### Your objective
Skip the pictures. Reproduce all other material exactly.

== Data excerpts ==

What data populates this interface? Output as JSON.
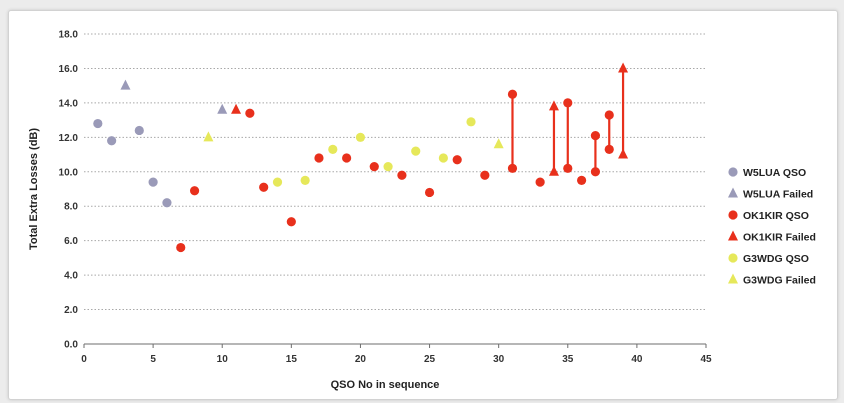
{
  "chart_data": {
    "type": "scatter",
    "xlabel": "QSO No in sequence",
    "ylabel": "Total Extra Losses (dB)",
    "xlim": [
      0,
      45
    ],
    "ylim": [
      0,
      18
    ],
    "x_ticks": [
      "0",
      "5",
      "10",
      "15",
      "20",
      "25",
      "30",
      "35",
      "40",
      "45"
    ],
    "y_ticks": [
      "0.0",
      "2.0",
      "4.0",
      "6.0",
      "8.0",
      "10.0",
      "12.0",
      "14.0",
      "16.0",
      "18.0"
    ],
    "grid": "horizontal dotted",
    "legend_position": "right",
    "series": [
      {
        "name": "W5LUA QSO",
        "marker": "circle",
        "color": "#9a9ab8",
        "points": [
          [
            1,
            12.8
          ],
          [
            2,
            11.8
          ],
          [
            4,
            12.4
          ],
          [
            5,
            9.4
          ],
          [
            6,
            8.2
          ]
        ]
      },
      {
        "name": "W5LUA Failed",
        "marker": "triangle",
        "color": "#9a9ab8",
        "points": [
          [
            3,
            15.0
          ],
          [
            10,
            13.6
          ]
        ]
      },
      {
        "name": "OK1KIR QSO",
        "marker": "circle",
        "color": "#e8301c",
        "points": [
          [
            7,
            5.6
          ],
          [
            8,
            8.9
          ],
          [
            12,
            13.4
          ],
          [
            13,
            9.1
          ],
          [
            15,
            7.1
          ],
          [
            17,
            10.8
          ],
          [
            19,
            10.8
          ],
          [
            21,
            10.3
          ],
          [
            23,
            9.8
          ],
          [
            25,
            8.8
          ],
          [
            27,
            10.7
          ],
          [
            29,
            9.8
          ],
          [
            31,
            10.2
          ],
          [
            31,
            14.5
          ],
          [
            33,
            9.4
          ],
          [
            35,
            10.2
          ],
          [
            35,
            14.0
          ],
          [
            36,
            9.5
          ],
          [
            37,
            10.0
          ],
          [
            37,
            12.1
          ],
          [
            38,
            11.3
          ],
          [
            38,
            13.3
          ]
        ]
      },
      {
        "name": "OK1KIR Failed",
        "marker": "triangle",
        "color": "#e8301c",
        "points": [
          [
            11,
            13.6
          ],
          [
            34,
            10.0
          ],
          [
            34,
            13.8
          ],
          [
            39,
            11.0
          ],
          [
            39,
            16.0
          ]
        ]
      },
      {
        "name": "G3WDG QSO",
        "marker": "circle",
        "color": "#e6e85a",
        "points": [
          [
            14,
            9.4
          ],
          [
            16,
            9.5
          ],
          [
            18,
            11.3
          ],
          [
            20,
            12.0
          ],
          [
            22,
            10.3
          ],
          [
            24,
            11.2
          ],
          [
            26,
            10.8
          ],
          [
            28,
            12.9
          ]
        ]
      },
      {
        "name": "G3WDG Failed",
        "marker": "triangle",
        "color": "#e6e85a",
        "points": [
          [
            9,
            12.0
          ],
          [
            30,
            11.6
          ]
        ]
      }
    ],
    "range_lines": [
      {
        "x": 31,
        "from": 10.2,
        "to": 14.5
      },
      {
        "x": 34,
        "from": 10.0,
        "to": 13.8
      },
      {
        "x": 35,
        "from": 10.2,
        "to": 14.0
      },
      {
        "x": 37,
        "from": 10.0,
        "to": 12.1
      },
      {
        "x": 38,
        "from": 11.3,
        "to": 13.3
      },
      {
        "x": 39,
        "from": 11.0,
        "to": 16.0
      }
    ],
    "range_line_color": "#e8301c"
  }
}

===

### Response
What data populates this interface? Output as JSON.
{
  "chart_data": {
    "type": "scatter",
    "xlabel": "QSO No in sequence",
    "ylabel": "Total Extra Losses (dB)",
    "xlim": [
      0,
      45
    ],
    "ylim": [
      0,
      18
    ],
    "x_ticks": [
      "0",
      "5",
      "10",
      "15",
      "20",
      "25",
      "30",
      "35",
      "40",
      "45"
    ],
    "y_ticks": [
      "0.0",
      "2.0",
      "4.0",
      "6.0",
      "8.0",
      "10.0",
      "12.0",
      "14.0",
      "16.0",
      "18.0"
    ],
    "grid": "horizontal dotted",
    "legend_position": "right",
    "series": [
      {
        "name": "W5LUA QSO",
        "marker": "circle",
        "color": "#9a9ab8",
        "points": [
          [
            1,
            12.8
          ],
          [
            2,
            11.8
          ],
          [
            4,
            12.4
          ],
          [
            5,
            9.4
          ],
          [
            6,
            8.2
          ]
        ]
      },
      {
        "name": "W5LUA Failed",
        "marker": "triangle",
        "color": "#9a9ab8",
        "points": [
          [
            3,
            15.0
          ],
          [
            10,
            13.6
          ]
        ]
      },
      {
        "name": "OK1KIR QSO",
        "marker": "circle",
        "color": "#e8301c",
        "points": [
          [
            7,
            5.6
          ],
          [
            8,
            8.9
          ],
          [
            12,
            13.4
          ],
          [
            13,
            9.1
          ],
          [
            15,
            7.1
          ],
          [
            17,
            10.8
          ],
          [
            19,
            10.8
          ],
          [
            21,
            10.3
          ],
          [
            23,
            9.8
          ],
          [
            25,
            8.8
          ],
          [
            27,
            10.7
          ],
          [
            29,
            9.8
          ],
          [
            31,
            10.2
          ],
          [
            31,
            14.5
          ],
          [
            33,
            9.4
          ],
          [
            35,
            10.2
          ],
          [
            35,
            14.0
          ],
          [
            36,
            9.5
          ],
          [
            37,
            10.0
          ],
          [
            37,
            12.1
          ],
          [
            38,
            11.3
          ],
          [
            38,
            13.3
          ]
        ]
      },
      {
        "name": "OK1KIR Failed",
        "marker": "triangle",
        "color": "#e8301c",
        "points": [
          [
            11,
            13.6
          ],
          [
            34,
            10.0
          ],
          [
            34,
            13.8
          ],
          [
            39,
            11.0
          ],
          [
            39,
            16.0
          ]
        ]
      },
      {
        "name": "G3WDG QSO",
        "marker": "circle",
        "color": "#e6e85a",
        "points": [
          [
            14,
            9.4
          ],
          [
            16,
            9.5
          ],
          [
            18,
            11.3
          ],
          [
            20,
            12.0
          ],
          [
            22,
            10.3
          ],
          [
            24,
            11.2
          ],
          [
            26,
            10.8
          ],
          [
            28,
            12.9
          ]
        ]
      },
      {
        "name": "G3WDG Failed",
        "marker": "triangle",
        "color": "#e6e85a",
        "points": [
          [
            9,
            12.0
          ],
          [
            30,
            11.6
          ]
        ]
      }
    ],
    "range_lines": [
      {
        "x": 31,
        "from": 10.2,
        "to": 14.5
      },
      {
        "x": 34,
        "from": 10.0,
        "to": 13.8
      },
      {
        "x": 35,
        "from": 10.2,
        "to": 14.0
      },
      {
        "x": 37,
        "from": 10.0,
        "to": 12.1
      },
      {
        "x": 38,
        "from": 11.3,
        "to": 13.3
      },
      {
        "x": 39,
        "from": 11.0,
        "to": 16.0
      }
    ],
    "range_line_color": "#e8301c"
  }
}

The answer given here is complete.